— Start Entries shown —

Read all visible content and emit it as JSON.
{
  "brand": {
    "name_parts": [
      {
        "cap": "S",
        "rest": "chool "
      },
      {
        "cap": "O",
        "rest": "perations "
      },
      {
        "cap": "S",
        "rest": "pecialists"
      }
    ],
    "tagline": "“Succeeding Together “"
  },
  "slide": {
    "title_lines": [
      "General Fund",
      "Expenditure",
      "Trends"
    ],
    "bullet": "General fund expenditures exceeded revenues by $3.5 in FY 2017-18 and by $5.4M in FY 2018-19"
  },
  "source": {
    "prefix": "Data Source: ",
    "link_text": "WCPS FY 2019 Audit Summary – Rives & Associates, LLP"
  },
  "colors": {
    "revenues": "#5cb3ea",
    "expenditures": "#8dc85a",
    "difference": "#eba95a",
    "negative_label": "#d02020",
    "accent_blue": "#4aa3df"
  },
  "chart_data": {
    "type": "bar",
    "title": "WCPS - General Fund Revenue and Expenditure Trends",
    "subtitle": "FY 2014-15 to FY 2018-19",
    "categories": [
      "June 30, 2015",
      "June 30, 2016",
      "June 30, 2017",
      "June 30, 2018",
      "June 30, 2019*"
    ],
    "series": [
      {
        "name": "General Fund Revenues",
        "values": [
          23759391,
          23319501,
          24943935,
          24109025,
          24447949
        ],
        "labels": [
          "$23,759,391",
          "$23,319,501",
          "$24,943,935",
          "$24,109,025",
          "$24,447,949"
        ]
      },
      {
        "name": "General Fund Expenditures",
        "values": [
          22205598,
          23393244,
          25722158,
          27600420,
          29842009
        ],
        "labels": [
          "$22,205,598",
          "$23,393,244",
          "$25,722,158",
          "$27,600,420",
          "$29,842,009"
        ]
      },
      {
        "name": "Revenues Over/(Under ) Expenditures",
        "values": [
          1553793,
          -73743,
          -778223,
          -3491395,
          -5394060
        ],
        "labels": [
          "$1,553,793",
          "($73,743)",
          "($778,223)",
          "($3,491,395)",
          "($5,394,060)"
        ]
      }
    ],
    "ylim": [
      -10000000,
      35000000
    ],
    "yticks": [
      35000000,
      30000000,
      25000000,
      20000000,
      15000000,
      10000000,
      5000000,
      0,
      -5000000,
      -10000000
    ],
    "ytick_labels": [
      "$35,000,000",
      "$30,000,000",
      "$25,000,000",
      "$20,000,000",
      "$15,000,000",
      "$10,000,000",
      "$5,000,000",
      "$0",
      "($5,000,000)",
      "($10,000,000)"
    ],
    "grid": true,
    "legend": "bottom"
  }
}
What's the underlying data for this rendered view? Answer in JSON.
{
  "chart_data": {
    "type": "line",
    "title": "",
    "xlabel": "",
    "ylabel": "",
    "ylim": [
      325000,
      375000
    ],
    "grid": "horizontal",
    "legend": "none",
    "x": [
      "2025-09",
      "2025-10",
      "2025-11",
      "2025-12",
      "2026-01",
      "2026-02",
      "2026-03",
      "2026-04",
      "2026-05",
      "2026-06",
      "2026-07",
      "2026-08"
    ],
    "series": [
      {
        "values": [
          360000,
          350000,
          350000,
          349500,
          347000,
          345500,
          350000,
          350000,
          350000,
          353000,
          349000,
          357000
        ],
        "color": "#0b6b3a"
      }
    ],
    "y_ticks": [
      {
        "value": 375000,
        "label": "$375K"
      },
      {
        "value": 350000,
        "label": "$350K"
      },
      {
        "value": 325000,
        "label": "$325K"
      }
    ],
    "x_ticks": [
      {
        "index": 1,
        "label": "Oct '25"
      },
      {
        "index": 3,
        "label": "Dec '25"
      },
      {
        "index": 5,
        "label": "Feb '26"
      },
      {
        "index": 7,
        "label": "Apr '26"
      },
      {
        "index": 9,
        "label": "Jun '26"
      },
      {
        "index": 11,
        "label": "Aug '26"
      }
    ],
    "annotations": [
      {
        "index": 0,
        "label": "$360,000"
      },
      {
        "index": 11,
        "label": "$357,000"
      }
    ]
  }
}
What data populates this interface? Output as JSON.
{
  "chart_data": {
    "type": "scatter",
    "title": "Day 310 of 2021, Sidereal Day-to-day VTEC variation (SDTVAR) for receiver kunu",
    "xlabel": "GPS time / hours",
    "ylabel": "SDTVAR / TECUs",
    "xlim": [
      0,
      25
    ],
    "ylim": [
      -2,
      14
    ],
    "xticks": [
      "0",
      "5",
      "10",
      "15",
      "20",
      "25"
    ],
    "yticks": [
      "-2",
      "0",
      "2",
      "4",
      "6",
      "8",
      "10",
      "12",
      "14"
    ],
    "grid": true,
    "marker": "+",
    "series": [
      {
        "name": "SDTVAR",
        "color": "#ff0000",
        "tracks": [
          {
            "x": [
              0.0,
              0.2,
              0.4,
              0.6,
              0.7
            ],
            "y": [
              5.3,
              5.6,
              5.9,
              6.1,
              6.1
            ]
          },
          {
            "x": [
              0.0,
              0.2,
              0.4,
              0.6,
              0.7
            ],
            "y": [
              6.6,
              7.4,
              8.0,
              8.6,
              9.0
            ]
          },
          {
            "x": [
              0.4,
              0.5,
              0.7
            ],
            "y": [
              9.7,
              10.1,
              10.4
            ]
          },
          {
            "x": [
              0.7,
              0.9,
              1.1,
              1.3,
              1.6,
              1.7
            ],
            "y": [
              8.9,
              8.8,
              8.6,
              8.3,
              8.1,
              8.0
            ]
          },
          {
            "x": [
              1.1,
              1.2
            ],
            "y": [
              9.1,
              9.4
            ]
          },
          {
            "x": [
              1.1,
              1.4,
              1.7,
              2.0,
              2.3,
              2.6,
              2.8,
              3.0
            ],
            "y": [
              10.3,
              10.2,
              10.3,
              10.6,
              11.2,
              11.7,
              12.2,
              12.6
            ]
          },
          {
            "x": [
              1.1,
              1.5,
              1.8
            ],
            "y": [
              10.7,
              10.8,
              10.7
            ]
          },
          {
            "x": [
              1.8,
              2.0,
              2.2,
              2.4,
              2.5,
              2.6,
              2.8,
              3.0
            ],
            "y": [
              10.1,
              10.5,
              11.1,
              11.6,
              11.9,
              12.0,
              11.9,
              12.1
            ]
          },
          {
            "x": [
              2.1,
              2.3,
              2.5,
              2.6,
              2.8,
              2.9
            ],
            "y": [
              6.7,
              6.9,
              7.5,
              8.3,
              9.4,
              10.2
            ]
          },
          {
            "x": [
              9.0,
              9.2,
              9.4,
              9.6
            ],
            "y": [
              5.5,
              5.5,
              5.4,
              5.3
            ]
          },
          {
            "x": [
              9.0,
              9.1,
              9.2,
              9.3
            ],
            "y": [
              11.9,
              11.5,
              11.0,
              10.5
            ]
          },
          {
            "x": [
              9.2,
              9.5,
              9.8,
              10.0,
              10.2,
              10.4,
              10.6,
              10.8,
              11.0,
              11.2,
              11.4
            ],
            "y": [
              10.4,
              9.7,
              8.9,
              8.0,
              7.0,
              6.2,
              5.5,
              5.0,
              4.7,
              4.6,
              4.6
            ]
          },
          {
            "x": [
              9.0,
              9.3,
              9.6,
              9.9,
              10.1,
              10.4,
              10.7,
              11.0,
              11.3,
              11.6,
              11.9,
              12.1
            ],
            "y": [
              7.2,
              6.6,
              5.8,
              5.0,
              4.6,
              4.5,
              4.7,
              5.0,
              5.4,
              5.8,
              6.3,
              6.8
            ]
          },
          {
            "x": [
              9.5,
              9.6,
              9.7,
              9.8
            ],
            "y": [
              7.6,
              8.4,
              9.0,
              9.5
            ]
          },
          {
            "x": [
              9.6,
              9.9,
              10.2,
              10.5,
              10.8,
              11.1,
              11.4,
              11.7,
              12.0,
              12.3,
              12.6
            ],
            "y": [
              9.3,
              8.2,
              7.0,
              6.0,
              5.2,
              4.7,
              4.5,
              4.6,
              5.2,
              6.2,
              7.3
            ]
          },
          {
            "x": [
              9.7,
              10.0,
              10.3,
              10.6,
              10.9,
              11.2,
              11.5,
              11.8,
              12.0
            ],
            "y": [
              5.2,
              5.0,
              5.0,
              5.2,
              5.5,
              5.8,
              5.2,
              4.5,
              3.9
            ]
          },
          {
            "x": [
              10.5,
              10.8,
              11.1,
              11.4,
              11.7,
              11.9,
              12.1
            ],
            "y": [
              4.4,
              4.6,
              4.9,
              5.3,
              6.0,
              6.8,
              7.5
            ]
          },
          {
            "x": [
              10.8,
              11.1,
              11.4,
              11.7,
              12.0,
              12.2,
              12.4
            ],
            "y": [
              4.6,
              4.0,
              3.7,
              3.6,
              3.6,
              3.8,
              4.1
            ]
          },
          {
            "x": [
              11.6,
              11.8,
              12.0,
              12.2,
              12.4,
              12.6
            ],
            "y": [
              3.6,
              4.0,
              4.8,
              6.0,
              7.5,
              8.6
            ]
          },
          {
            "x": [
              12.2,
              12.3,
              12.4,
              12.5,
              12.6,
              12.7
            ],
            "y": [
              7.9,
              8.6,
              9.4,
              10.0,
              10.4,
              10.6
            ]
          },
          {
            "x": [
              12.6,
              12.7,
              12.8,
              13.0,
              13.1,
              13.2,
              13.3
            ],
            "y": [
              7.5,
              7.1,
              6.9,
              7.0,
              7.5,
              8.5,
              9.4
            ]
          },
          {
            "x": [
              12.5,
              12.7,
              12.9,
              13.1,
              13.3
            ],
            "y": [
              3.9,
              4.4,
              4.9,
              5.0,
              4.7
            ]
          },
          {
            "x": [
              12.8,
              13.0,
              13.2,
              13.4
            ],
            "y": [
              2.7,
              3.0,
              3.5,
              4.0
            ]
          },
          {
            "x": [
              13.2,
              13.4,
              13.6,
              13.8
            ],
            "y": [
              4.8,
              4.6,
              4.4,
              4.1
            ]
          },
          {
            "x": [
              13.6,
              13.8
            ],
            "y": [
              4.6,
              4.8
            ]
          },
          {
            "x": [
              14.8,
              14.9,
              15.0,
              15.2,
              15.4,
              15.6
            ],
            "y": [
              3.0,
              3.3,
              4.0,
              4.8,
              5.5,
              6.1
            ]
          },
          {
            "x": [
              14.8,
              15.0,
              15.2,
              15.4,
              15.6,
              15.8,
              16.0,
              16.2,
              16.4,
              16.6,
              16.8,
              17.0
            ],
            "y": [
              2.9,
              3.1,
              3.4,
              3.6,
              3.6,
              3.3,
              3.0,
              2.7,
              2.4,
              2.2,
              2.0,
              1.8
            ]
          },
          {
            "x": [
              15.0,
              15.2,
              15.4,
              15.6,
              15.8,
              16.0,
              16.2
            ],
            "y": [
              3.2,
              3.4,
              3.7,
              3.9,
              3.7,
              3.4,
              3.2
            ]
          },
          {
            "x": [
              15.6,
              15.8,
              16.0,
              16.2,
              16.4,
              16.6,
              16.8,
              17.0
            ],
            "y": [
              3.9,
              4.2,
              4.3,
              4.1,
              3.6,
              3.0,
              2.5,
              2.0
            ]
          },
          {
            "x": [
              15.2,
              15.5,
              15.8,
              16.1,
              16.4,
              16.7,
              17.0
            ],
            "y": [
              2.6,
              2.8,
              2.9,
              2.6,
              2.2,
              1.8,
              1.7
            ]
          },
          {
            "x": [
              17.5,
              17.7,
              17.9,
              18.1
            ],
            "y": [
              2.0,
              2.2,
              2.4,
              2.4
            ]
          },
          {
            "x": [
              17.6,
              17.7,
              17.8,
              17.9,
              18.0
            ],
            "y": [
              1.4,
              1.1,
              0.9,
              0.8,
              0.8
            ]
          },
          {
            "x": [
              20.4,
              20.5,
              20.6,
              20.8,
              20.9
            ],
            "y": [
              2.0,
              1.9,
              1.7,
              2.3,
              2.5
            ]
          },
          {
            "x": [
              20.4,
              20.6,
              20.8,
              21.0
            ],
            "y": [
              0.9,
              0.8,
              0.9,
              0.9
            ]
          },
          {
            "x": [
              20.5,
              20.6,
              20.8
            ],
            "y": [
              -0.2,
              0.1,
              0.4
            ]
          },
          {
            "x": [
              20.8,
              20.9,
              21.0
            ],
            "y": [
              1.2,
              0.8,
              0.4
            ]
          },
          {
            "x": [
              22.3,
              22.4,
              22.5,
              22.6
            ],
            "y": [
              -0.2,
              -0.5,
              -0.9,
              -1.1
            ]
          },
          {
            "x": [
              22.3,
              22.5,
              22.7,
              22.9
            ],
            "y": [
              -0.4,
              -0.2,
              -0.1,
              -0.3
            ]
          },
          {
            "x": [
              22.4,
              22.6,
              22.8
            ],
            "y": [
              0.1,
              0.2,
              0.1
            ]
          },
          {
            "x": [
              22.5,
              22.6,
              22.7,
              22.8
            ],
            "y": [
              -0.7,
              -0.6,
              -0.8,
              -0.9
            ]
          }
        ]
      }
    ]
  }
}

— End Entries shown —

Given request:
Search the data for "JSON". Copy every matching line.

Solved problem:
Read all visible content and emit it as JSON.
What's the underlying data for this rendered view? Answer in JSON.
What data populates this interface? Output as JSON.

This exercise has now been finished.